Prompt: Transcribe everything in the data word for word. Pictures are left out.

========

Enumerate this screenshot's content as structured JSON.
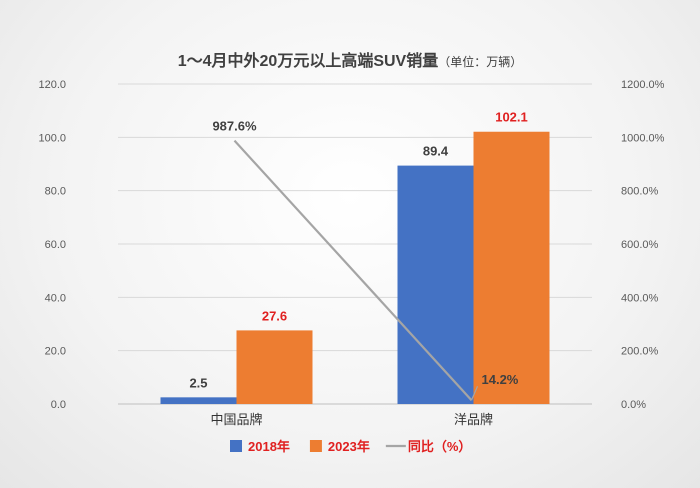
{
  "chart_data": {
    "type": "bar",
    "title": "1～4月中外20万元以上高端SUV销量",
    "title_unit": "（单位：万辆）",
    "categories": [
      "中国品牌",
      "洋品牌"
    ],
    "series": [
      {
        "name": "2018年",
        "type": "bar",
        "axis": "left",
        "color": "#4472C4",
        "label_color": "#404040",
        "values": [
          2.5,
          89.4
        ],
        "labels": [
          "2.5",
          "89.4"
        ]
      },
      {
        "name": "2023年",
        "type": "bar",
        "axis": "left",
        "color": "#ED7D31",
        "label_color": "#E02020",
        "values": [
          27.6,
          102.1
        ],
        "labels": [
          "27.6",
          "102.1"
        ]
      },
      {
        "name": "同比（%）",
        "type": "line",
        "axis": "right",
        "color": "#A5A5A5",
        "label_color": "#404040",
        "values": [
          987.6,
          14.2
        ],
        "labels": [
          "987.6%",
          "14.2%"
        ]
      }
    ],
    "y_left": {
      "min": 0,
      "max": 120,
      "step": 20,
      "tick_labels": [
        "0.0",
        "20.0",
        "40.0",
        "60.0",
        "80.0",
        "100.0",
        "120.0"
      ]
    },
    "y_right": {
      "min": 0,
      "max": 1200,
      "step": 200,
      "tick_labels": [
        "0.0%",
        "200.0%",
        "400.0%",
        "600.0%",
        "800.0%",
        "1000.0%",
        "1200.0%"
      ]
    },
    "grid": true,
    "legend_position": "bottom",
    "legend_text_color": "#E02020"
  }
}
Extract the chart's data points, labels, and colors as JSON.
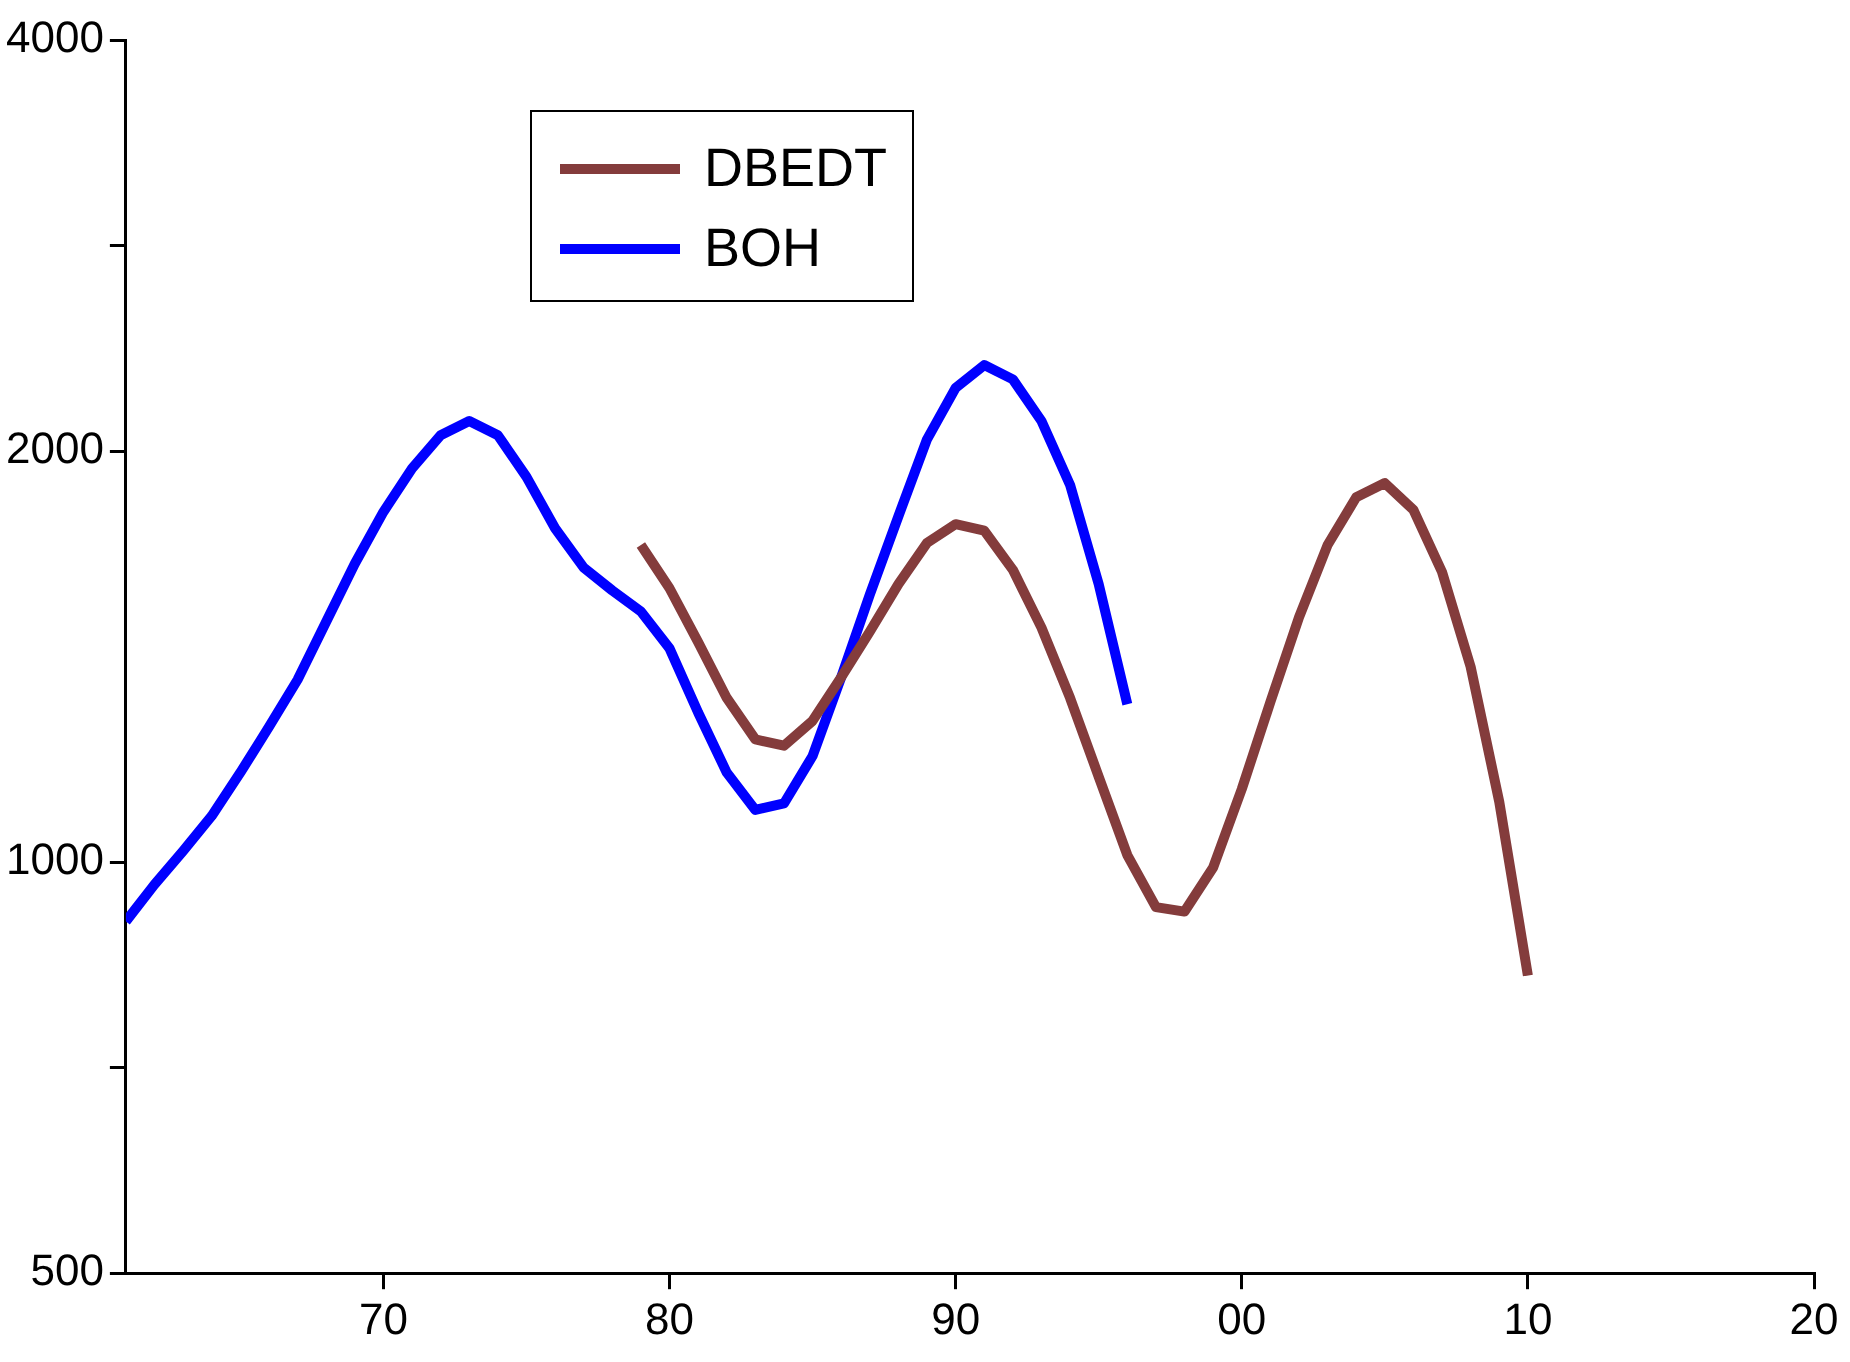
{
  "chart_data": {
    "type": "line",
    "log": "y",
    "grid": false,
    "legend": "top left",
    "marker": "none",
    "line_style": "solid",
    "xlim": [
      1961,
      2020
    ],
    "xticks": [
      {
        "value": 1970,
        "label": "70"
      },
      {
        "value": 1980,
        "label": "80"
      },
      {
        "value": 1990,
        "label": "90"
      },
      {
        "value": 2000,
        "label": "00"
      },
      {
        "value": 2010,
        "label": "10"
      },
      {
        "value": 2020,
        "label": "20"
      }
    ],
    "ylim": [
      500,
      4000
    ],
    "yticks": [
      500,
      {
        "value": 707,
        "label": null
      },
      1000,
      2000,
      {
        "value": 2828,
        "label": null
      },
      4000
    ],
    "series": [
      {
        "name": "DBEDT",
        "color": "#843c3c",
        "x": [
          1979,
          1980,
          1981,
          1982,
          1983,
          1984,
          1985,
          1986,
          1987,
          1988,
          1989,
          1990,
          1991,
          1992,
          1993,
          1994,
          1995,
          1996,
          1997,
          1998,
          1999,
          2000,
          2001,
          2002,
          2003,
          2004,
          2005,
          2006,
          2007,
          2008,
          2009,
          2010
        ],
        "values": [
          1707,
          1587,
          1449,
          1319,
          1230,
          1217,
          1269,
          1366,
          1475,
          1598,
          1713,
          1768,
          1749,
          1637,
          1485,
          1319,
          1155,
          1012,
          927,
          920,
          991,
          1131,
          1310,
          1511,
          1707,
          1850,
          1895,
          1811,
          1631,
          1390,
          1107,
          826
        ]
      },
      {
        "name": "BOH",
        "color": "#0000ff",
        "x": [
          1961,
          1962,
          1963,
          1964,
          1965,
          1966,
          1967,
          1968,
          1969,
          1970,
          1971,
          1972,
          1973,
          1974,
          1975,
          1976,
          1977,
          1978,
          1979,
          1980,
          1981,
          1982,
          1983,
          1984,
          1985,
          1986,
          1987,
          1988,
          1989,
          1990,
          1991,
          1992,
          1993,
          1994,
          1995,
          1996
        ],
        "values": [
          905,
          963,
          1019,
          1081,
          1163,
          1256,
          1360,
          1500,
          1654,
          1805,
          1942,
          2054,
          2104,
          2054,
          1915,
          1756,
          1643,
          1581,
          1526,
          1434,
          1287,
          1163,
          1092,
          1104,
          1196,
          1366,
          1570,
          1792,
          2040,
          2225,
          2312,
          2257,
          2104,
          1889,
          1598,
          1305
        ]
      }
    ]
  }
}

========

Answer for the task:
Enumerate this screenshot's content as structured JSON.
{
  "chart_data": {
    "type": "bar",
    "title": "1～4月中外20万元以上高端SUV销量",
    "title_unit": "（单位：万辆）",
    "categories": [
      "中国品牌",
      "洋品牌"
    ],
    "series": [
      {
        "name": "2018年",
        "type": "bar",
        "axis": "left",
        "color": "#4472C4",
        "label_color": "#404040",
        "values": [
          2.5,
          89.4
        ],
        "labels": [
          "2.5",
          "89.4"
        ]
      },
      {
        "name": "2023年",
        "type": "bar",
        "axis": "left",
        "color": "#ED7D31",
        "label_color": "#E02020",
        "values": [
          27.6,
          102.1
        ],
        "labels": [
          "27.6",
          "102.1"
        ]
      },
      {
        "name": "同比（%）",
        "type": "line",
        "axis": "right",
        "color": "#A5A5A5",
        "label_color": "#404040",
        "values": [
          987.6,
          14.2
        ],
        "labels": [
          "987.6%",
          "14.2%"
        ]
      }
    ],
    "y_left": {
      "min": 0,
      "max": 120,
      "step": 20,
      "tick_labels": [
        "0.0",
        "20.0",
        "40.0",
        "60.0",
        "80.0",
        "100.0",
        "120.0"
      ]
    },
    "y_right": {
      "min": 0,
      "max": 1200,
      "step": 200,
      "tick_labels": [
        "0.0%",
        "200.0%",
        "400.0%",
        "600.0%",
        "800.0%",
        "1000.0%",
        "1200.0%"
      ]
    },
    "grid": true,
    "legend_position": "bottom",
    "legend_text_color": "#E02020"
  }
}
Extract the chart's data points, labels, and colors as JSON.
{
  "chart_data": {
    "type": "line",
    "log": "y",
    "grid": false,
    "legend": "top left",
    "marker": "none",
    "line_style": "solid",
    "xlim": [
      1961,
      2020
    ],
    "xticks": [
      {
        "value": 1970,
        "label": "70"
      },
      {
        "value": 1980,
        "label": "80"
      },
      {
        "value": 1990,
        "label": "90"
      },
      {
        "value": 2000,
        "label": "00"
      },
      {
        "value": 2010,
        "label": "10"
      },
      {
        "value": 2020,
        "label": "20"
      }
    ],
    "ylim": [
      500,
      4000
    ],
    "yticks": [
      500,
      {
        "value": 707,
        "label": null
      },
      1000,
      2000,
      {
        "value": 2828,
        "label": null
      },
      4000
    ],
    "series": [
      {
        "name": "DBEDT",
        "color": "#843c3c",
        "x": [
          1979,
          1980,
          1981,
          1982,
          1983,
          1984,
          1985,
          1986,
          1987,
          1988,
          1989,
          1990,
          1991,
          1992,
          1993,
          1994,
          1995,
          1996,
          1997,
          1998,
          1999,
          2000,
          2001,
          2002,
          2003,
          2004,
          2005,
          2006,
          2007,
          2008,
          2009,
          2010
        ],
        "values": [
          1707,
          1587,
          1449,
          1319,
          1230,
          1217,
          1269,
          1366,
          1475,
          1598,
          1713,
          1768,
          1749,
          1637,
          1485,
          1319,
          1155,
          1012,
          927,
          920,
          991,
          1131,
          1310,
          1511,
          1707,
          1850,
          1895,
          1811,
          1631,
          1390,
          1107,
          826
        ]
      },
      {
        "name": "BOH",
        "color": "#0000ff",
        "x": [
          1961,
          1962,
          1963,
          1964,
          1965,
          1966,
          1967,
          1968,
          1969,
          1970,
          1971,
          1972,
          1973,
          1974,
          1975,
          1976,
          1977,
          1978,
          1979,
          1980,
          1981,
          1982,
          1983,
          1984,
          1985,
          1986,
          1987,
          1988,
          1989,
          1990,
          1991,
          1992,
          1993,
          1994,
          1995,
          1996
        ],
        "values": [
          905,
          963,
          1019,
          1081,
          1163,
          1256,
          1360,
          1500,
          1654,
          1805,
          1942,
          2054,
          2104,
          2054,
          1915,
          1756,
          1643,
          1581,
          1526,
          1434,
          1287,
          1163,
          1092,
          1104,
          1196,
          1366,
          1570,
          1792,
          2040,
          2225,
          2312,
          2257,
          2104,
          1889,
          1598,
          1305
        ]
      }
    ]
  }
}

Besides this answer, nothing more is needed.